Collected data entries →
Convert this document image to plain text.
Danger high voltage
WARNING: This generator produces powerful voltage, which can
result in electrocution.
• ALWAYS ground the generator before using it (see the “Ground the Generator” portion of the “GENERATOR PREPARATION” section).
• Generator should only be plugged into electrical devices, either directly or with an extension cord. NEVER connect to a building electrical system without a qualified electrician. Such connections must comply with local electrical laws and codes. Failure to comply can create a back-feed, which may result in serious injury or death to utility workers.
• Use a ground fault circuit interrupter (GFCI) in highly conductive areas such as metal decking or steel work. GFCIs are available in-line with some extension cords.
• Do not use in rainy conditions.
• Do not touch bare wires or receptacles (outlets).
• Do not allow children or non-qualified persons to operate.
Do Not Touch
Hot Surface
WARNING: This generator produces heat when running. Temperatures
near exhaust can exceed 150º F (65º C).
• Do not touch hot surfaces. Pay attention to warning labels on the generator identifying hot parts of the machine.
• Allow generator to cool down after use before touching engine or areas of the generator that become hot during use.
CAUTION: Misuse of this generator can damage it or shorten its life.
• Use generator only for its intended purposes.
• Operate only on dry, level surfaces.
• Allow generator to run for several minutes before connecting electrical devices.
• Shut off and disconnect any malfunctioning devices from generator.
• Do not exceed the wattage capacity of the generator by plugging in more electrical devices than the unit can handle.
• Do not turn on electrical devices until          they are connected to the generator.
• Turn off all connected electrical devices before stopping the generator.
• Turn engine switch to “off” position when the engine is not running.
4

Requirement →
Each line in the material above must be retyped without alteration.

The response →
Convert this document image to plain text.
Danger high voltage
WARNING: This generator produces powerful voltage, which can
result in electrocution.
• ALWAYS ground the generator before using it (see the “Ground the Generator” portion of the “GENERATOR PREPARATION” section).
• Generator should only be plugged into electrical devices, either directly or with an extension cord. NEVER connect to a building electrical system without a qualified electrician. Such connections must comply with local electrical laws and codes. Failure to comply can create a back-feed, which may result in serious injury or death to utility workers.
• Use a ground fault circuit interrupter (GFCI) in highly conductive areas such as metal decking or steel work. GFCIs are available in-line with some extension cords.
• Do not use in rainy conditions.
• Do not touch bare wires or receptacles (outlets).
• Do not allow children or non-qualified persons to operate.
Do Not Touch
Hot Surface
WARNING: This generator produces heat when running. Temperatures
near exhaust can exceed 150º F (65º C).
• Do not touch hot surfaces. Pay attention to warning labels on the generator identifying hot parts of the machine.
• Allow generator to cool down after use before touching engine or areas of the generator that become hot during use.
CAUTION: Misuse of this generator can damage it or shorten its life.
• Use generator only for its intended purposes.
• Operate only on dry, level surfaces.
• Allow generator to run for several minutes before connecting electrical devices.
• Shut off and disconnect any malfunctioning devices from generator.
• Do not exceed the wattage capacity of the generator by plugging in more electrical devices than the unit can handle.
• Do not turn on electrical devices until          they are connected to the generator.
• Turn off all connected electrical devices before stopping the generator.
• Turn engine switch to “off” position when the engine is not running.
4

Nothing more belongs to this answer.